*SET TASK 1*. According to the biography of AVS, which director introduced him to the film industry?

--- start of QUOTED TEXT ---

Amanchi Venkata Subrahmanyam (2 January 1957 – 8 November 2013), better known and credited by his initials AVS, was an Indian actor, comedian, producer, director, and journalist known for his works in Telugu cinema. A.V.S. was known particularly for his comic dialogue delivery, and expressions. He starred in over five hundred feature films and has garnered four state Nandi Awards, including Best Comedian, and Best character actor.

Early life and career 
AVS was born on 2 January 1957 in Tenali, Guntur district, Andhra Pradesh. He was introduced to the film industry by director Bapu through his film Mister Pellam in 1993. With this film, he became a comedy star in the Telugu film industry. For his role he received many awards including Nandi Award by Government of Andhra Pradesh. He won many private and Government awards for both in films and in TV shows. He produced two films: Uncle and Ori Nee Prema Bangaaram Kanu...! and directed four films, namely Super Heroes, Ori Ni Prema Bangaaram Kaanu..!, Roommates, and Kothimooka. He was General Secretary of the Movie Artistes Association for 3 terms.

Death
AVS sustained kidney and liver trauma for some days. He had a liver transplant in 2008. He died on 8 November 2013 at his son's residence in Manikonda, Hyderabad after multiple organ failure.

--- end of QUOTED TEXT ---
--- start of TASK DATA ---

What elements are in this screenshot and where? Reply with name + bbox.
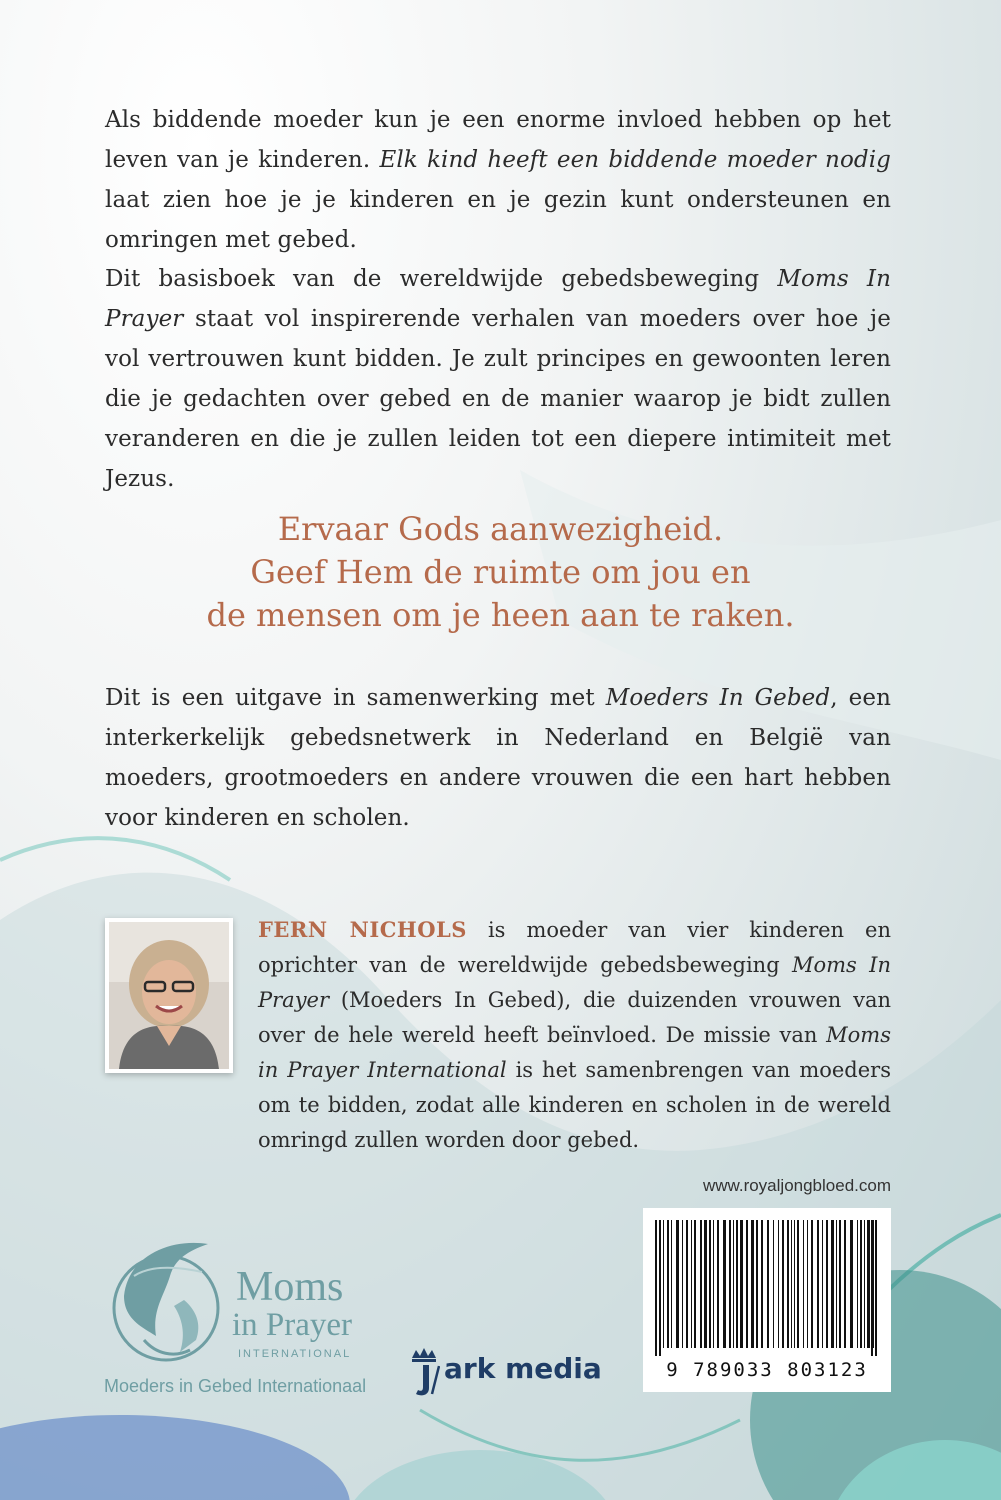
bio-text: is moeder van vier kinderen en oprichter van de wereldwijde gebedsbeweging — [258, 918, 891, 977]
isbn-number: 9 789033 803123 — [666, 1359, 868, 1381]
logo-word-moms: Moms — [236, 1264, 344, 1310]
barcode-bar — [694, 1220, 696, 1348]
barcode-bar — [723, 1220, 726, 1348]
crown-j-icon — [406, 1348, 440, 1398]
barcode-bar — [826, 1220, 828, 1348]
bio-movement-italic: Moms In Prayer — [258, 953, 891, 1012]
barcode-bar — [736, 1220, 738, 1348]
barcode-bar — [844, 1220, 846, 1348]
barcode-bar — [671, 1220, 672, 1348]
publisher-name: ark media — [444, 1352, 602, 1385]
barcode-guard-bar — [655, 1220, 657, 1356]
description-text: Dit basisboek van de wereldwijde gebedsbeweging — [105, 266, 778, 292]
intro-text: Als biddende moeder kun je een enorme invloed hebben op het leven van je kinderen. — [105, 107, 891, 173]
barcode-bar — [700, 1220, 702, 1348]
barcode-bar — [803, 1220, 804, 1348]
barcode-bar — [767, 1220, 769, 1348]
bio-organization-italic: Moms in Prayer International — [258, 1023, 891, 1082]
intro-text-continued: laat zien hoe je je kinderen en je gezin kunt ondersteunen en omringen met gebed. — [105, 187, 891, 253]
barcode-bar — [822, 1220, 823, 1348]
organization-name-italic: Moeders In Gebed — [605, 685, 831, 711]
author-photo — [105, 918, 233, 1073]
barcode-bar — [709, 1220, 711, 1348]
barcode-guard-bar — [871, 1220, 873, 1356]
partnership-text: Dit is een uitgave in samenwerking met — [105, 685, 606, 711]
barcode-bar — [663, 1220, 664, 1348]
quote-line-3: de mensen om je heen aan te raken. — [206, 596, 795, 634]
barcode-bar — [817, 1220, 819, 1348]
barcode-guard-bar — [875, 1220, 877, 1356]
bio-text-continued: (Moeders In Gebed), die duizenden vrouwen van over de hele wereld heeft beïnvloed. De missie van — [258, 988, 891, 1047]
barcode-bars — [651, 1220, 883, 1356]
barcode-bar — [831, 1220, 834, 1348]
logo-word-in-prayer: in Prayer — [232, 1307, 353, 1343]
book-title-italic: Elk kind heeft een biddende moeder nodig — [379, 147, 891, 173]
isbn-barcode — [643, 1208, 891, 1392]
barcode-bar — [756, 1220, 758, 1348]
bio-text-end: is het samenbrengen van moeders om te bidden, zodat alle kinderen en scholen in de wereld omringd zullen worden door gebed. — [258, 1058, 891, 1152]
barcode-bar — [864, 1220, 865, 1348]
barcode-bar — [794, 1220, 795, 1348]
barcode-bar — [686, 1220, 688, 1348]
highlight-quote — [0, 508, 1001, 637]
barcode-bar — [691, 1220, 692, 1348]
movement-name-italic: Moms In Prayer — [105, 266, 892, 332]
barcode-bar — [867, 1220, 870, 1348]
intro-paragraph — [105, 100, 891, 260]
barcode-bar — [713, 1220, 714, 1348]
description-text-continued: staat vol inspirerende verhalen van moeders over hoe je vol vertrouwen kunt bidden. Je zult principes en gewoonten leren die je gedachten over gebed en de manier waarop je bidt zullen veranderen en die je zullen leiden tot een diepere intimiteit met Jezus. — [105, 306, 891, 492]
barcode-bar — [860, 1220, 862, 1348]
barcode-bar — [682, 1220, 683, 1348]
barcode-bar — [773, 1220, 774, 1348]
barcode-bar — [811, 1220, 813, 1348]
barcode-bar — [761, 1220, 763, 1348]
partnership-text-continued: , een interkerkelijk gebedsnetwerk in Nederland en België van moeders, grootmoeders en andere vrouwen die een hart hebben voor kinderen en scholen. — [105, 685, 891, 831]
author-bio — [258, 912, 891, 1158]
barcode-bar — [740, 1220, 743, 1348]
barcode-bar — [717, 1220, 719, 1348]
barcode-bar — [667, 1220, 669, 1348]
barcode-bar — [791, 1220, 792, 1348]
barcode-bar — [704, 1220, 707, 1348]
barcode-bar — [746, 1220, 748, 1348]
quote-line-2: Geef Hem de ruimte om jou en — [250, 553, 751, 591]
publisher-website: www.royaljongbloed.com — [702, 1176, 891, 1195]
barcode-guard-bar — [659, 1220, 661, 1356]
quote-line-1: Ervaar Gods aanwezigheid. — [277, 510, 724, 548]
barcode-bar — [839, 1220, 841, 1348]
author-portrait-image — [109, 922, 229, 1069]
moms-in-prayer-logo — [104, 1236, 374, 1401]
barcode-bar — [797, 1220, 799, 1348]
praying-mother-emblem-icon — [104, 1236, 234, 1371]
description-paragraph — [105, 259, 891, 499]
barcode-bar — [782, 1220, 784, 1348]
partnership-paragraph — [105, 678, 891, 838]
barcode-bar — [850, 1220, 853, 1348]
author-name: FERN NICHOLS — [258, 917, 467, 942]
barcode-bar — [857, 1220, 858, 1348]
barcode-bar — [807, 1220, 808, 1348]
barcode-bar — [787, 1220, 789, 1348]
logo-subtitle: Moeders in Gebed Internationaal — [104, 1376, 367, 1396]
barcode-bar — [676, 1220, 679, 1348]
barcode-bar — [733, 1220, 734, 1348]
barcode-bar — [778, 1220, 779, 1348]
logo-word-international: INTERNATIONAL — [238, 1348, 352, 1360]
barcode-bar — [836, 1220, 837, 1348]
barcode-bar — [729, 1220, 731, 1348]
barcode-bar — [751, 1220, 754, 1348]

--- end of TASK DATA ---

*SET TASK 2*. From the listing, copy the lines exactly, beginning at the line that contains "bio-text: is moeder" and stopping after the line that contains "crown-j-icon — [406, 1348, 440, 1398]".

*EXERCISE RESPONSE 1*. Director Bapu introduced him, through the film Mister Pellam in 1993.

*EXERCISE RESPONSE 2*.
bio-text: is moeder van vier kinderen en oprichter van de wereldwijde gebedsbeweging — [258, 918, 891, 977]
isbn-number: 9 789033 803123 — [666, 1359, 868, 1381]
logo-word-moms: Moms — [236, 1264, 344, 1310]
barcode-bar — [694, 1220, 696, 1348]
barcode-bar — [723, 1220, 726, 1348]
crown-j-icon — [406, 1348, 440, 1398]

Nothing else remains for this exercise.